Given instruction: Copy out all lines in the data below containing the string "time".

Record excerpts:
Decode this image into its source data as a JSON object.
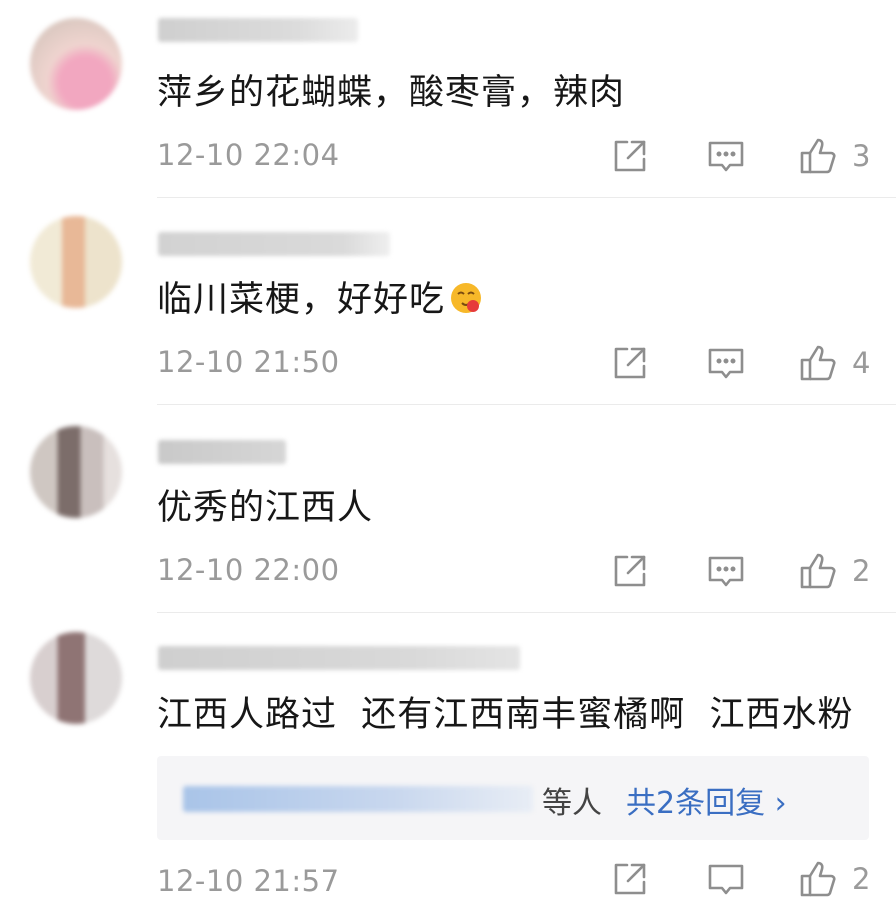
{
  "comments": [
    {
      "text": "萍乡的花蝴蝶，酸枣膏，辣肉",
      "time": "12-10 22:04",
      "likes": "3",
      "icons": [
        "share-icon",
        "comment-icon",
        "thumbs-up-icon"
      ]
    },
    {
      "text": "临川菜梗，好好吃",
      "time": "12-10 21:50",
      "likes": "4",
      "emoji": "face-emoji",
      "icons": [
        "share-icon",
        "comment-icon",
        "thumbs-up-icon"
      ]
    },
    {
      "text": "优秀的江西人",
      "time": "12-10 22:00",
      "likes": "2",
      "icons": [
        "share-icon",
        "comment-icon",
        "thumbs-up-icon"
      ]
    },
    {
      "text": "江西人路过  还有江西南丰蜜橘啊  江西水粉",
      "time": "12-10 21:57",
      "likes": "2",
      "reply": {
        "users_suffix": "等人",
        "link": "共2条回复 ›"
      },
      "icons": [
        "share-icon",
        "comment-icon",
        "thumbs-up-icon"
      ]
    }
  ],
  "colors": {
    "link": "#3a6ec2",
    "meta": "#9a9a9a",
    "reply_bg": "#f5f5f7"
  }
}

The completed task:
      "time": "12-10 22:04",
      "time": "12-10 21:50",
      "time": "12-10 22:00",
      "time": "12-10 21:57",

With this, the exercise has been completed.